> **Entries supplied**
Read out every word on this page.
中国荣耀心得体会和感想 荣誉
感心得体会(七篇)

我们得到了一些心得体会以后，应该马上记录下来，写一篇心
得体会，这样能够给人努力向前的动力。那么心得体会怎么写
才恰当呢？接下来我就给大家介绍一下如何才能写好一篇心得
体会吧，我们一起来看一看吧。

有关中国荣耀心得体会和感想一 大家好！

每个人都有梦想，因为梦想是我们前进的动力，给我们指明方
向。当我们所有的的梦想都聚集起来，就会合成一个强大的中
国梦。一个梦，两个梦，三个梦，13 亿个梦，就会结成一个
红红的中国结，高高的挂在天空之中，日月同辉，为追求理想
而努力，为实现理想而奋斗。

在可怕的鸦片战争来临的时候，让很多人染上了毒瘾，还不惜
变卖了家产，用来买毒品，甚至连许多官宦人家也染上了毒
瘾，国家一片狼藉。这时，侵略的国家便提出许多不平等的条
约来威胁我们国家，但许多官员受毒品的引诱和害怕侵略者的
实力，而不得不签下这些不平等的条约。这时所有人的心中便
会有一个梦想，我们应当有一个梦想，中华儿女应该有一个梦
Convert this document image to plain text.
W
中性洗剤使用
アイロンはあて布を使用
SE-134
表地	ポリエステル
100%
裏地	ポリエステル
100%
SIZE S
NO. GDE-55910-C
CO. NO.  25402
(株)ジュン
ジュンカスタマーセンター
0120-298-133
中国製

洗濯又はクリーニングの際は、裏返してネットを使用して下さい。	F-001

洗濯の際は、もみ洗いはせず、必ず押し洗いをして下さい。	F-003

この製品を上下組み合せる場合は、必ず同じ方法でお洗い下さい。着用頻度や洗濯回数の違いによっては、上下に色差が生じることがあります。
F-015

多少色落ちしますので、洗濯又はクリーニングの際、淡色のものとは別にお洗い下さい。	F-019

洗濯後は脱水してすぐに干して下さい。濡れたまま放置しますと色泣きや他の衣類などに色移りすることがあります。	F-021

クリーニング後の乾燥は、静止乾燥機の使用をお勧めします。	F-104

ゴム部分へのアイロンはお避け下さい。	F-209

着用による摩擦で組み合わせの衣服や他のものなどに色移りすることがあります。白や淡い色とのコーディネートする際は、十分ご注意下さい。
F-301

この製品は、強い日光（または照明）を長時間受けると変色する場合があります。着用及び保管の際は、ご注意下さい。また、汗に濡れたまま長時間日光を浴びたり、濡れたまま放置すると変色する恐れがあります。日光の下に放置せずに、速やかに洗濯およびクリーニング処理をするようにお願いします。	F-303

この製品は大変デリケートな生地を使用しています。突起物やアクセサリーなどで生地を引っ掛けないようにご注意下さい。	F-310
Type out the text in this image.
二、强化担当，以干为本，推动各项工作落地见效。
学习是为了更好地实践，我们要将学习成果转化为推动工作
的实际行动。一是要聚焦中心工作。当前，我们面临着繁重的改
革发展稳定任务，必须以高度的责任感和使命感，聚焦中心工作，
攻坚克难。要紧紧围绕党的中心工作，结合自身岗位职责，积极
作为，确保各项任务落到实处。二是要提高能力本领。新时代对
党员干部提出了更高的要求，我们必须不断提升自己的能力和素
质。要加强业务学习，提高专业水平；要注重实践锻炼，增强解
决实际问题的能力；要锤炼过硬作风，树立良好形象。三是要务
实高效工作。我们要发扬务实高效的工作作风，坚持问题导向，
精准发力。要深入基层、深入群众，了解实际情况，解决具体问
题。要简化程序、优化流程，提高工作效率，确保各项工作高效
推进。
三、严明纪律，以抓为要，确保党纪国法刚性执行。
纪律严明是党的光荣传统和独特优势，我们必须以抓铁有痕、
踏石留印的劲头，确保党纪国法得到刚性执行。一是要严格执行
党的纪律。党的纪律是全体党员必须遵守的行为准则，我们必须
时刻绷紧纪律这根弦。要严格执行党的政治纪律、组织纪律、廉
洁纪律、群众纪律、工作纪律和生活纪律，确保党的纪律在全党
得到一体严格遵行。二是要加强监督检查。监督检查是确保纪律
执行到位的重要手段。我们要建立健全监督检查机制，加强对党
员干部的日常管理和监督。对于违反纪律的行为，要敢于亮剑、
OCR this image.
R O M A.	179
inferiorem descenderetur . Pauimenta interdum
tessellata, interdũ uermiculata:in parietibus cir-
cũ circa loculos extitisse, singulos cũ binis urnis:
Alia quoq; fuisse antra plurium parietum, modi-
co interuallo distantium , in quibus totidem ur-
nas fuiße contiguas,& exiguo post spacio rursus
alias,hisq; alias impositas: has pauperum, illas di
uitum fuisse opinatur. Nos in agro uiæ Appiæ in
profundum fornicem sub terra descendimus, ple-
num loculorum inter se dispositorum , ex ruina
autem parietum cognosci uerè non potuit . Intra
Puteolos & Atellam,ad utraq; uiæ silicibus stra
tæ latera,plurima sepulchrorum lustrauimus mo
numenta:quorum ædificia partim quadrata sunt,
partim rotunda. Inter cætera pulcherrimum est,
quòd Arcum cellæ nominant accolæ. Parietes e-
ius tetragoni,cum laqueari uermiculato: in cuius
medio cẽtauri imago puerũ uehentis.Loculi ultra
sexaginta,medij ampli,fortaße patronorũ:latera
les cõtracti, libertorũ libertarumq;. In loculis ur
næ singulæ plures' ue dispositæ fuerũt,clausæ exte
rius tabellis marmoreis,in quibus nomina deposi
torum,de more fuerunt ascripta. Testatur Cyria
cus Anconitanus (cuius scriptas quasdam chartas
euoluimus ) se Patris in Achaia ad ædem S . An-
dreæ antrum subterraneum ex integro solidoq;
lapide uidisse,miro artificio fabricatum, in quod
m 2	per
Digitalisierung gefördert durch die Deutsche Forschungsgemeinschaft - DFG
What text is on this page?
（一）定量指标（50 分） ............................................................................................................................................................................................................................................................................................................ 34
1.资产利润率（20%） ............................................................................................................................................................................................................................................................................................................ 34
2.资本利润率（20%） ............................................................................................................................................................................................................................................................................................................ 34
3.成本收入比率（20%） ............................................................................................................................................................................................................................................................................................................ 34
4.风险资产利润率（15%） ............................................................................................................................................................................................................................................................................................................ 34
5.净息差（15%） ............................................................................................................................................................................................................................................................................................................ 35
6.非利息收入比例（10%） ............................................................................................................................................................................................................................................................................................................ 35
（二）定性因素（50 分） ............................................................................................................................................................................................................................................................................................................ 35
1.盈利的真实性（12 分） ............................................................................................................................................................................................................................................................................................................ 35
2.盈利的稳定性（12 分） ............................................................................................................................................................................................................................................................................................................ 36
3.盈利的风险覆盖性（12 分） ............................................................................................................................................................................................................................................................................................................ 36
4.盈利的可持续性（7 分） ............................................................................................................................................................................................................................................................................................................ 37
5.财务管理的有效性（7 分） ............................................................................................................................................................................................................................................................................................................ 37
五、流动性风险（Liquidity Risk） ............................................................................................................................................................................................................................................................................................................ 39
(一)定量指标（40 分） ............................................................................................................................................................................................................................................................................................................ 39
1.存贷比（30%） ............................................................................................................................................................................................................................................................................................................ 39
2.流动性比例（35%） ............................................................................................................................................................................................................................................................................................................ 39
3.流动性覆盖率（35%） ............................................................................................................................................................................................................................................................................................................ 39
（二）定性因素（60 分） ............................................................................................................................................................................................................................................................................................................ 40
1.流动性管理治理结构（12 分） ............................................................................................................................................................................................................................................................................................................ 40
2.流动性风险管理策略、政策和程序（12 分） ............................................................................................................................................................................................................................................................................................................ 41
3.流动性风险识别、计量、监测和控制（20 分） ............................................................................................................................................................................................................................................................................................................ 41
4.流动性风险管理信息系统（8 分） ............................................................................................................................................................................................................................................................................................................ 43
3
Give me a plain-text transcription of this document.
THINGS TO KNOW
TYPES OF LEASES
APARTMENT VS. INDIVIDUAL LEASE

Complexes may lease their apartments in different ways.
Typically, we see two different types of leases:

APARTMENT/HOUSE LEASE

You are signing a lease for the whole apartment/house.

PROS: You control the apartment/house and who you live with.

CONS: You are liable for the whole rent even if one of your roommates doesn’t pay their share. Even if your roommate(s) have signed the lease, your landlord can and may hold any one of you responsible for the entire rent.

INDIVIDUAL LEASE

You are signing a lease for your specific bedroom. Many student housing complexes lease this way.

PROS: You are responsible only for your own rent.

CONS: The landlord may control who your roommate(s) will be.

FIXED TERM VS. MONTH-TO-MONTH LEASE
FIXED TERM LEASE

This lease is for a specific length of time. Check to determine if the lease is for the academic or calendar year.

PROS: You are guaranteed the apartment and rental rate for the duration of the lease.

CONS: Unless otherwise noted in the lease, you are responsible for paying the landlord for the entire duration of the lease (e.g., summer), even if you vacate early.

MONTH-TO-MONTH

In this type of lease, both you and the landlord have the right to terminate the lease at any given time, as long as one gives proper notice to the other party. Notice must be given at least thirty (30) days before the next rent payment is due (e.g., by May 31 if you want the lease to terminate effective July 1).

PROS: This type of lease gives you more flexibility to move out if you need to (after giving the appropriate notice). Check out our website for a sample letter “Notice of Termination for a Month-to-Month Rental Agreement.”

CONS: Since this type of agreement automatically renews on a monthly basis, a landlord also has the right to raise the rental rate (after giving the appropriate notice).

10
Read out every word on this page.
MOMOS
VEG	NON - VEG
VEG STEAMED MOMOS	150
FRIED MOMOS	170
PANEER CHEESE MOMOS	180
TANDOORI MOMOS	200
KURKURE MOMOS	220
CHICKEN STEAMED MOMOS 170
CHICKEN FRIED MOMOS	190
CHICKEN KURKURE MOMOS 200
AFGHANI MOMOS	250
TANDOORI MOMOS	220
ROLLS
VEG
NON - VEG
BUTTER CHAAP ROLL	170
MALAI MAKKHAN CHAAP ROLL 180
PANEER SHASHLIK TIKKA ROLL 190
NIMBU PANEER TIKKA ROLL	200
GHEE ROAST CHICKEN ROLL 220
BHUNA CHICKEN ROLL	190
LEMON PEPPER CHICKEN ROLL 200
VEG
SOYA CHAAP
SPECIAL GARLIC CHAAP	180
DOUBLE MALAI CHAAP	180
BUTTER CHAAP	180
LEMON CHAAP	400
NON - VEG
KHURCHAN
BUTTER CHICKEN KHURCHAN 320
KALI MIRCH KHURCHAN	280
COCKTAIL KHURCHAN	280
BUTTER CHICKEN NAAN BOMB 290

> **Given request**
Copy each line of the records above that carries the word "STEAMED".

> **Exercise result**
VEG STEAMED MOMOS	150
CHICKEN STEAMED MOMOS 170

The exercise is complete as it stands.